■ **SET TASK**
Answer with one number only: the number of lines that contain "this".
########
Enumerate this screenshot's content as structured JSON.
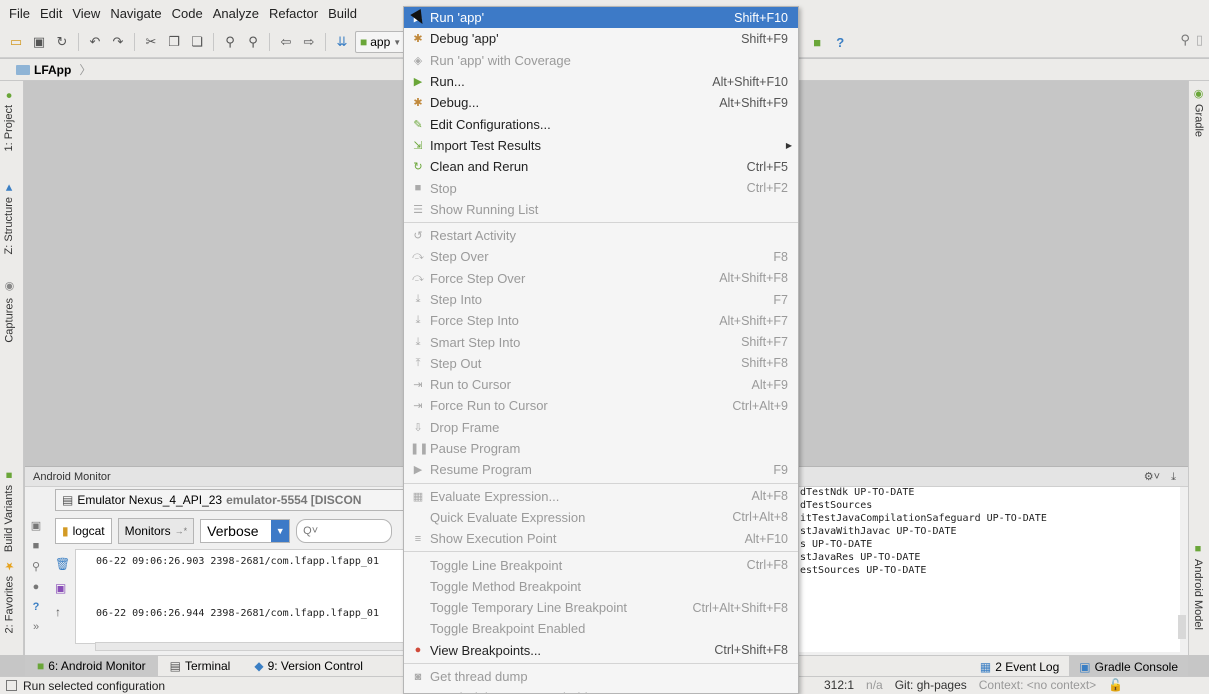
{
  "menubar": {
    "items": [
      "File",
      "Edit",
      "View",
      "Navigate",
      "Code",
      "Analyze",
      "Refactor",
      "Build"
    ],
    "active": "Run"
  },
  "toolbar": {
    "app_selector": "app",
    "help": "?"
  },
  "breadcrumb": {
    "project": "LFApp"
  },
  "left_tool_tabs": [
    "1: Project",
    "Z: Structure",
    "Captures",
    "Build Variants",
    "2: Favorites"
  ],
  "right_tool_tabs": [
    "Gradle",
    "Android Model"
  ],
  "monitor": {
    "title": "Android Monitor",
    "device": "Emulator Nexus_4_API_23",
    "device_id": "emulator-5554 [DISCON",
    "tab_logcat": "logcat",
    "tab_monitors": "Monitors",
    "log_level": "Verbose",
    "search_placeholder": "Q˅",
    "log_lines": [
      "06-22 09:06:26.903 2398-2681/com.lfapp.lfapp_01",
      "06-22 09:06:26.944 2398-2681/com.lfapp.lfapp_01"
    ]
  },
  "gradle_output": [
    "dTestNdk UP-TO-DATE",
    "dTestSources",
    "itTestJavaCompilationSafeguard UP-TO-DATE",
    "stJavaWithJavac UP-TO-DATE",
    "s UP-TO-DATE",
    "stJavaRes UP-TO-DATE",
    "estSources UP-TO-DATE"
  ],
  "bottom_tabs": {
    "android_monitor": "6: Android Monitor",
    "terminal": "Terminal",
    "version_control": "9: Version Control",
    "event_log": "2 Event Log",
    "gradle_console": "Gradle Console"
  },
  "status": {
    "message": "Run selected configuration",
    "position": "312:1",
    "na": "n/a",
    "git": "Git: gh-pages",
    "context": "Context: <no context>"
  },
  "run_menu": [
    {
      "label": "Run 'app'",
      "shortcut": "Shift+F10",
      "state": "highlighted",
      "icon": "play-icon"
    },
    {
      "label": "Debug 'app'",
      "shortcut": "Shift+F9",
      "state": "enabled",
      "icon": "bug-icon"
    },
    {
      "label": "Run 'app' with Coverage",
      "shortcut": "",
      "state": "disabled",
      "icon": "coverage-icon"
    },
    {
      "label": "Run...",
      "shortcut": "Alt+Shift+F10",
      "state": "enabled",
      "icon": "play-icon"
    },
    {
      "label": "Debug...",
      "shortcut": "Alt+Shift+F9",
      "state": "enabled",
      "icon": "bug-icon"
    },
    {
      "label": "Edit Configurations...",
      "shortcut": "",
      "state": "enabled",
      "icon": "edit-config-icon"
    },
    {
      "label": "Import Test Results",
      "shortcut": "",
      "state": "enabled",
      "icon": "import-icon",
      "submenu": true
    },
    {
      "label": "Clean and Rerun",
      "shortcut": "Ctrl+F5",
      "state": "enabled",
      "icon": "rerun-icon"
    },
    {
      "label": "Stop",
      "shortcut": "Ctrl+F2",
      "state": "disabled",
      "icon": "stop-icon"
    },
    {
      "label": "Show Running List",
      "shortcut": "",
      "state": "disabled",
      "icon": "list-icon",
      "sep_after": true
    },
    {
      "label": "Restart Activity",
      "shortcut": "",
      "state": "disabled",
      "icon": "restart-icon"
    },
    {
      "label": "Step Over",
      "shortcut": "F8",
      "state": "disabled",
      "icon": "step-over-icon"
    },
    {
      "label": "Force Step Over",
      "shortcut": "Alt+Shift+F8",
      "state": "disabled",
      "icon": "step-over-icon"
    },
    {
      "label": "Step Into",
      "shortcut": "F7",
      "state": "disabled",
      "icon": "step-into-icon"
    },
    {
      "label": "Force Step Into",
      "shortcut": "Alt+Shift+F7",
      "state": "disabled",
      "icon": "step-into-icon"
    },
    {
      "label": "Smart Step Into",
      "shortcut": "Shift+F7",
      "state": "disabled",
      "icon": "step-into-icon"
    },
    {
      "label": "Step Out",
      "shortcut": "Shift+F8",
      "state": "disabled",
      "icon": "step-out-icon"
    },
    {
      "label": "Run to Cursor",
      "shortcut": "Alt+F9",
      "state": "disabled",
      "icon": "cursor-icon"
    },
    {
      "label": "Force Run to Cursor",
      "shortcut": "Ctrl+Alt+9",
      "state": "disabled",
      "icon": "cursor-icon"
    },
    {
      "label": "Drop Frame",
      "shortcut": "",
      "state": "disabled",
      "icon": "drop-frame-icon"
    },
    {
      "label": "Pause Program",
      "shortcut": "",
      "state": "disabled",
      "icon": "pause-icon"
    },
    {
      "label": "Resume Program",
      "shortcut": "F9",
      "state": "disabled",
      "icon": "resume-icon",
      "sep_after": true
    },
    {
      "label": "Evaluate Expression...",
      "shortcut": "Alt+F8",
      "state": "disabled",
      "icon": "calculator-icon"
    },
    {
      "label": "Quick Evaluate Expression",
      "shortcut": "Ctrl+Alt+8",
      "state": "disabled",
      "icon": ""
    },
    {
      "label": "Show Execution Point",
      "shortcut": "Alt+F10",
      "state": "disabled",
      "icon": "execution-point-icon",
      "sep_after": true
    },
    {
      "label": "Toggle Line Breakpoint",
      "shortcut": "Ctrl+F8",
      "state": "disabled",
      "icon": ""
    },
    {
      "label": "Toggle Method Breakpoint",
      "shortcut": "",
      "state": "disabled",
      "icon": ""
    },
    {
      "label": "Toggle Temporary Line Breakpoint",
      "shortcut": "Ctrl+Alt+Shift+F8",
      "state": "disabled",
      "icon": ""
    },
    {
      "label": "Toggle Breakpoint Enabled",
      "shortcut": "",
      "state": "disabled",
      "icon": ""
    },
    {
      "label": "View Breakpoints...",
      "shortcut": "Ctrl+Shift+F8",
      "state": "enabled",
      "icon": "breakpoints-icon",
      "sep_after": true
    },
    {
      "label": "Get thread dump",
      "shortcut": "",
      "state": "disabled",
      "icon": "camera-icon"
    },
    {
      "label": "Attach debugger to Android process",
      "shortcut": "",
      "state": "disabled",
      "icon": "attach-icon"
    }
  ]
}
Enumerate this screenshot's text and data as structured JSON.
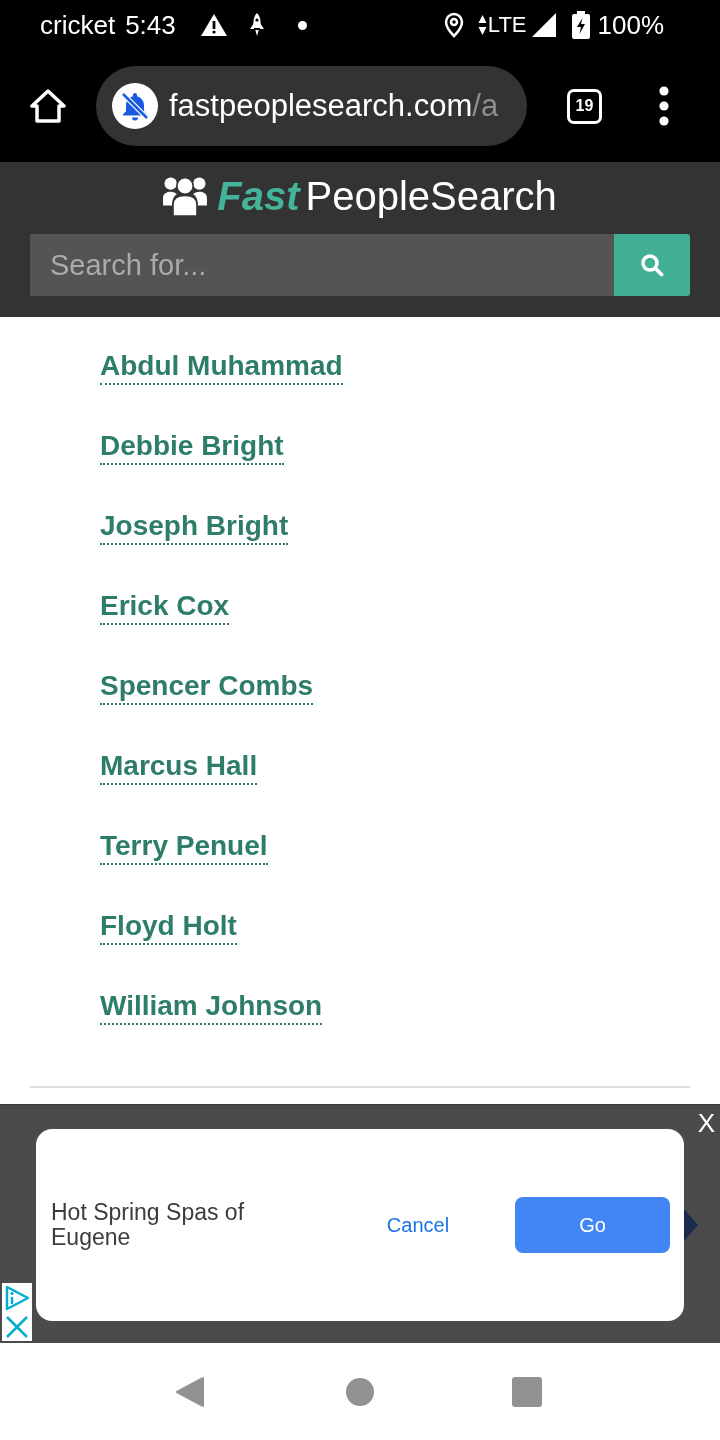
{
  "status_bar": {
    "carrier": "cricket",
    "time": "5:43",
    "network": "LTE",
    "battery": "100%"
  },
  "browser_bar": {
    "url_domain": "fastpeoplesearch.com",
    "url_path": "/a",
    "tab_count": "19"
  },
  "site_header": {
    "logo": {
      "accent": "Fast",
      "text": "PeopleSearch"
    },
    "search": {
      "placeholder": "Search for..."
    }
  },
  "names": [
    "Abdul Muhammad",
    "Debbie Bright",
    "Joseph Bright",
    "Erick Cox",
    "Spencer Combs",
    "Marcus Hall",
    "Terry Penuel",
    "Floyd Holt",
    "William Johnson"
  ],
  "ad": {
    "close": "X",
    "title": "Hot Spring Spas of Eugene",
    "cancel": "Cancel",
    "go": "Go"
  }
}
########
■ **IN RESPONSE**
2